Data entries:

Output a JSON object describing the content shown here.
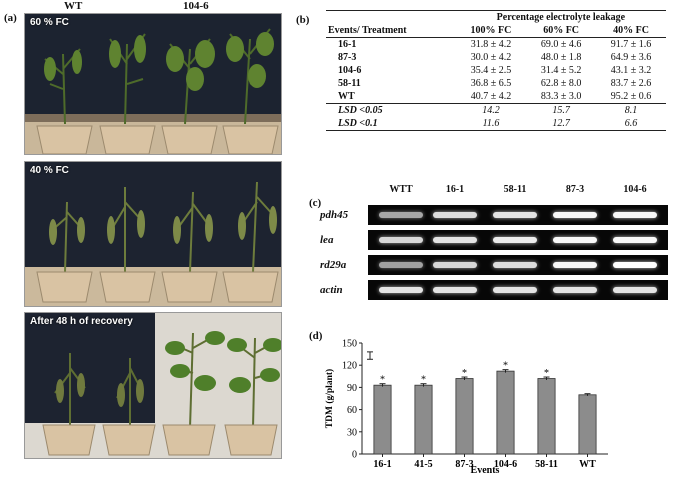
{
  "panel_a": {
    "label": "(a)",
    "col_labels": [
      "WT",
      "104-6"
    ],
    "photos": [
      {
        "caption": "60 % FC"
      },
      {
        "caption": "40 % FC"
      },
      {
        "caption": "After 48 h of recovery"
      }
    ]
  },
  "panel_b": {
    "label": "(b)",
    "group_header": "Percentage electrolyte leakage",
    "row_header": "Events/ Treatment",
    "columns": [
      "100% FC",
      "60% FC",
      "40% FC"
    ],
    "rows": [
      {
        "event": "16-1",
        "values": [
          "31.8 ± 4.2",
          "69.0 ± 4.6",
          "91.7 ± 1.6"
        ]
      },
      {
        "event": "87-3",
        "values": [
          "30.0 ± 4.2",
          "48.0 ± 1.8",
          "64.9 ± 3.6"
        ]
      },
      {
        "event": "104-6",
        "values": [
          "35.4 ± 2.5",
          "31.4 ± 5.2",
          "43.1 ± 3.2"
        ]
      },
      {
        "event": "58-11",
        "values": [
          "36.8 ± 6.5",
          "62.8 ± 8.0",
          "83.7 ± 2.6"
        ]
      },
      {
        "event": "WT",
        "values": [
          "40.7 ± 4.2",
          "83.3 ± 3.0",
          "95.2 ± 0.6"
        ]
      }
    ],
    "stats": [
      {
        "label": "LSD <0.05",
        "values": [
          "14.2",
          "15.7",
          "8.1"
        ]
      },
      {
        "label": "LSD <0.1",
        "values": [
          "11.6",
          "12.7",
          "6.6"
        ]
      }
    ]
  },
  "panel_c": {
    "label": "(c)",
    "lanes": [
      "WTT",
      "16-1",
      "58-11",
      "87-3",
      "104-6"
    ],
    "genes": [
      {
        "name": "pdh45",
        "intensity": [
          0.35,
          0.75,
          0.8,
          0.95,
          0.95
        ]
      },
      {
        "name": "lea",
        "intensity": [
          0.7,
          0.8,
          0.85,
          0.95,
          0.95
        ]
      },
      {
        "name": "rd29a",
        "intensity": [
          0.3,
          0.7,
          0.75,
          0.95,
          1.0
        ]
      },
      {
        "name": "actin",
        "intensity": [
          0.8,
          0.8,
          0.8,
          0.8,
          0.8
        ]
      }
    ]
  },
  "panel_d": {
    "label": "(d)"
  },
  "chart_data": {
    "type": "bar",
    "categories": [
      "16-1",
      "41-5",
      "87-3",
      "104-6",
      "58-11",
      "WT"
    ],
    "values": [
      93,
      93,
      102,
      112,
      102,
      80
    ],
    "errors": [
      2,
      2,
      2,
      2,
      2,
      1.5
    ],
    "significant": [
      true,
      true,
      true,
      true,
      true,
      false
    ],
    "significance_marker": "*",
    "legend_error_mark": true,
    "xlabel": "Events",
    "ylabel": "TDM (g/plant)",
    "ylim": [
      0,
      150
    ],
    "yticks": [
      0,
      30,
      60,
      90,
      120,
      150
    ],
    "bar_color": "#8c8c8c",
    "grid": false
  }
}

TASK DETAILS
Show every line in the records above that contains the word "Events".

OUTPUT BELOW
    "row_header": "Events/ Treatment",
    "xlabel": "Events",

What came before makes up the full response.